#### Data shown ####

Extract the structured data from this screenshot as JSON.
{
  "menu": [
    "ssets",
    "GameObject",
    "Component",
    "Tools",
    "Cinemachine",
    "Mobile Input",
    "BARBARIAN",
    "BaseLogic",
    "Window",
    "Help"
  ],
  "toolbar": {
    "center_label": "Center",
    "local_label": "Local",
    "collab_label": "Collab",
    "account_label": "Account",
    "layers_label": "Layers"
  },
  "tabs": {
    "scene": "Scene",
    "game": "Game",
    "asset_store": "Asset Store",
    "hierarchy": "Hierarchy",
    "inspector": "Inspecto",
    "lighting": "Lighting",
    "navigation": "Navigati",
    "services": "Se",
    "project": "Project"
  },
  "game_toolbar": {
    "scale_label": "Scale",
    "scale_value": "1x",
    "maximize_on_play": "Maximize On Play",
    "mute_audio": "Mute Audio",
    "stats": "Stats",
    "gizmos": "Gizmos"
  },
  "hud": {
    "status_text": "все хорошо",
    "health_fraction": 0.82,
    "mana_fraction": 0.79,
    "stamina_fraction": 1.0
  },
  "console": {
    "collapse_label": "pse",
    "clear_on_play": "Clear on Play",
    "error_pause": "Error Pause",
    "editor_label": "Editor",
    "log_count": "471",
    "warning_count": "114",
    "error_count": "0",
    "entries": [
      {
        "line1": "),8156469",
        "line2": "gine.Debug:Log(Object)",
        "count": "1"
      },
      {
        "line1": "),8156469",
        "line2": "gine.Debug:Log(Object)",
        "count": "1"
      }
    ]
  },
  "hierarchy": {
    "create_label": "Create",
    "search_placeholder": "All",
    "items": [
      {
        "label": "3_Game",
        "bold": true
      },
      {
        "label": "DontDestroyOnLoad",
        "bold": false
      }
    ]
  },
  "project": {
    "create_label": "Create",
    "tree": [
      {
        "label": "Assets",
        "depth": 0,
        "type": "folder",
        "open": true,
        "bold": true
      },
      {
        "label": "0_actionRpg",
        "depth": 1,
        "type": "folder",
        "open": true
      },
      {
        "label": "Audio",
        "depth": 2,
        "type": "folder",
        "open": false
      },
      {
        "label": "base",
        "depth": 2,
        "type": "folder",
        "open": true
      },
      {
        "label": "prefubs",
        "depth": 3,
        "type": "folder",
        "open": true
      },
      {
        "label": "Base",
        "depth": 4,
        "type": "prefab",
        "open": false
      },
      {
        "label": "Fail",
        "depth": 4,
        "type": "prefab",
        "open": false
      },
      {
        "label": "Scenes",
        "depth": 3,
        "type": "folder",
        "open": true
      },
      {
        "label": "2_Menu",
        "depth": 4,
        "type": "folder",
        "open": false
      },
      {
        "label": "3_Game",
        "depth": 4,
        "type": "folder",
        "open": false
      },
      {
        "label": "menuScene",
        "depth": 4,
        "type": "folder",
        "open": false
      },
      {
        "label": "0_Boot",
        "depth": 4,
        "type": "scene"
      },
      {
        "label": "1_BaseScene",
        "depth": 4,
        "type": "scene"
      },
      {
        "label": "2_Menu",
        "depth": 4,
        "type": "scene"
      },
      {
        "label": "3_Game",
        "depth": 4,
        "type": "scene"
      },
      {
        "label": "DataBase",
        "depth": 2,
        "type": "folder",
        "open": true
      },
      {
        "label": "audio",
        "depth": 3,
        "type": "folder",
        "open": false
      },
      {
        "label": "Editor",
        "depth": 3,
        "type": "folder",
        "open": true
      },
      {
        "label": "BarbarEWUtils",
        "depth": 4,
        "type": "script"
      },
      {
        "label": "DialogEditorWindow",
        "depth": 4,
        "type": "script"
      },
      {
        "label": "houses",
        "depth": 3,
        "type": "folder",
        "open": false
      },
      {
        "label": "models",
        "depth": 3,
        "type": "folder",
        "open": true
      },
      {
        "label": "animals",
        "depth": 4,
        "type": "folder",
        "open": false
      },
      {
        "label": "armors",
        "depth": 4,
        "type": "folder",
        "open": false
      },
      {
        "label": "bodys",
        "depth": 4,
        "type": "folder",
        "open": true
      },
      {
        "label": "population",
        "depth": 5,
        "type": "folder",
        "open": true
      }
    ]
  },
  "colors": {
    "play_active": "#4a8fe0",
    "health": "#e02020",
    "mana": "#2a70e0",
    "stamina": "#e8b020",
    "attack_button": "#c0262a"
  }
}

####

__Stated exercise__:
Transcribe all the entries, keeping each one exactly as it is.

__Task solution__:
Extract the structured data from this screenshot as JSON.
{
  "menu": [
    "ssets",
    "GameObject",
    "Component",
    "Tools",
    "Cinemachine",
    "Mobile Input",
    "BARBARIAN",
    "BaseLogic",
    "Window",
    "Help"
  ],
  "toolbar": {
    "center_label": "Center",
    "local_label": "Local",
    "collab_label": "Collab",
    "account_label": "Account",
    "layers_label": "Layers"
  },
  "tabs": {
    "scene": "Scene",
    "game": "Game",
    "asset_store": "Asset Store",
    "hierarchy": "Hierarchy",
    "inspector": "Inspecto",
    "lighting": "Lighting",
    "navigation": "Navigati",
    "services": "Se",
    "project": "Project"
  },
  "game_toolbar": {
    "scale_label": "Scale",
    "scale_value": "1x",
    "maximize_on_play": "Maximize On Play",
    "mute_audio": "Mute Audio",
    "stats": "Stats",
    "gizmos": "Gizmos"
  },
  "hud": {
    "status_text": "все хорошо",
    "health_fraction": 0.82,
    "mana_fraction": 0.79,
    "stamina_fraction": 1.0
  },
  "console": {
    "collapse_label": "pse",
    "clear_on_play": "Clear on Play",
    "error_pause": "Error Pause",
    "editor_label": "Editor",
    "log_count": "471",
    "warning_count": "114",
    "error_count": "0",
    "entries": [
      {
        "line1": "),8156469",
        "line2": "gine.Debug:Log(Object)",
        "count": "1"
      },
      {
        "line1": "),8156469",
        "line2": "gine.Debug:Log(Object)",
        "count": "1"
      }
    ]
  },
  "hierarchy": {
    "create_label": "Create",
    "search_placeholder": "All",
    "items": [
      {
        "label": "3_Game",
        "bold": true
      },
      {
        "label": "DontDestroyOnLoad",
        "bold": false
      }
    ]
  },
  "project": {
    "create_label": "Create",
    "tree": [
      {
        "label": "Assets",
        "depth": 0,
        "type": "folder",
        "open": true,
        "bold": true
      },
      {
        "label": "0_actionRpg",
        "depth": 1,
        "type": "folder",
        "open": true
      },
      {
        "label": "Audio",
        "depth": 2,
        "type": "folder",
        "open": false
      },
      {
        "label": "base",
        "depth": 2,
        "type": "folder",
        "open": true
      },
      {
        "label": "prefubs",
        "depth": 3,
        "type": "folder",
        "open": true
      },
      {
        "label": "Base",
        "depth": 4,
        "type": "prefab",
        "open": false
      },
      {
        "label": "Fail",
        "depth": 4,
        "type": "prefab",
        "open": false
      },
      {
        "label": "Scenes",
        "depth": 3,
        "type": "folder",
        "open": true
      },
      {
        "label": "2_Menu",
        "depth": 4,
        "type": "folder",
        "open": false
      },
      {
        "label": "3_Game",
        "depth": 4,
        "type": "folder",
        "open": false
      },
      {
        "label": "menuScene",
        "depth": 4,
        "type": "folder",
        "open": false
      },
      {
        "label": "0_Boot",
        "depth": 4,
        "type": "scene"
      },
      {
        "label": "1_BaseScene",
        "depth": 4,
        "type": "scene"
      },
      {
        "label": "2_Menu",
        "depth": 4,
        "type": "scene"
      },
      {
        "label": "3_Game",
        "depth": 4,
        "type": "scene"
      },
      {
        "label": "DataBase",
        "depth": 2,
        "type": "folder",
        "open": true
      },
      {
        "label": "audio",
        "depth": 3,
        "type": "folder",
        "open": false
      },
      {
        "label": "Editor",
        "depth": 3,
        "type": "folder",
        "open": true
      },
      {
        "label": "BarbarEWUtils",
        "depth": 4,
        "type": "script"
      },
      {
        "label": "DialogEditorWindow",
        "depth": 4,
        "type": "script"
      },
      {
        "label": "houses",
        "depth": 3,
        "type": "folder",
        "open": false
      },
      {
        "label": "models",
        "depth": 3,
        "type": "folder",
        "open": true
      },
      {
        "label": "animals",
        "depth": 4,
        "type": "folder",
        "open": false
      },
      {
        "label": "armors",
        "depth": 4,
        "type": "folder",
        "open": false
      },
      {
        "label": "bodys",
        "depth": 4,
        "type": "folder",
        "open": true
      },
      {
        "label": "population",
        "depth": 5,
        "type": "folder",
        "open": true
      }
    ]
  },
  "colors": {
    "play_active": "#4a8fe0",
    "health": "#e02020",
    "mana": "#2a70e0",
    "stamina": "#e8b020",
    "attack_button": "#c0262a"
  }
}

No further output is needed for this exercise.